WHAT TO WORK ON =>
Restate the data below word for word. Skip any images it contains.

INPUT MATERIAL =>
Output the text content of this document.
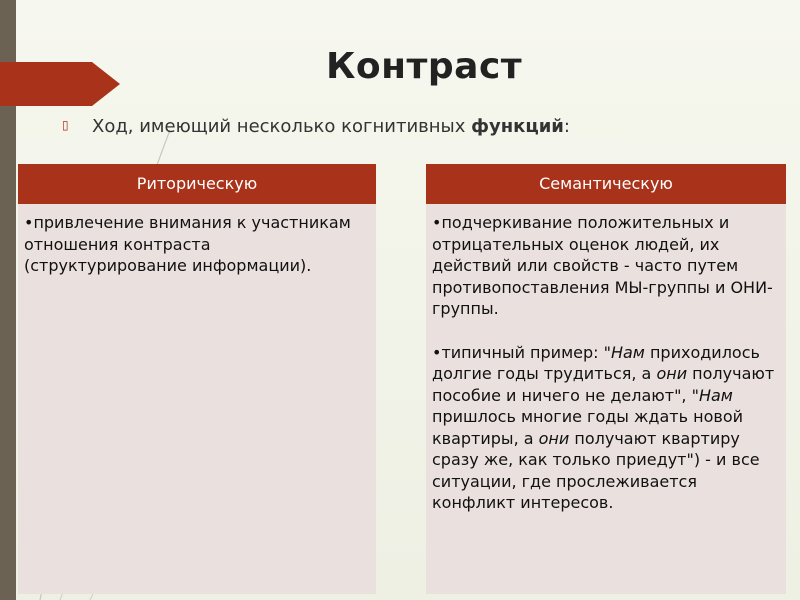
Контраст
▯ Ход, имеющий несколько когнитивных функций:
Риторическую

•привлечение внимания к участникам отношения контраста (структурирование информации).

Семантическую

•подчеркивание положительных и отрицательных оценок людей, их действий или свойств - часто путем противопоставления МЫ-группы и ОНИ-группы.

•типичный пример: "Нам приходилось долгие годы трудиться, а они получают пособие и ничего не делают", "Нам пришлось многие годы ждать новой квартиры, а они получают квартиру сразу же, как только приедут") - и все ситуации, где прослеживается конфликт интересов.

ANSWER TO THE TASK =>
Output the text content of this document.
Контраст
▯ Ход, имеющий несколько когнитивных функций:
Риторическую

•привлечение внимания к участникам отношения контраста (структурирование информации).

Семантическую

•подчеркивание положительных и отрицательных оценок людей, их действий или свойств - часто путем противопоставления МЫ-группы и ОНИ-группы.

•типичный пример: "Нам приходилось долгие годы трудиться, а они получают пособие и ничего не делают", "Нам пришлось многие годы ждать новой квартиры, а они получают квартиру сразу же, как только приедут") - и все ситуации, где прослеживается конфликт интересов.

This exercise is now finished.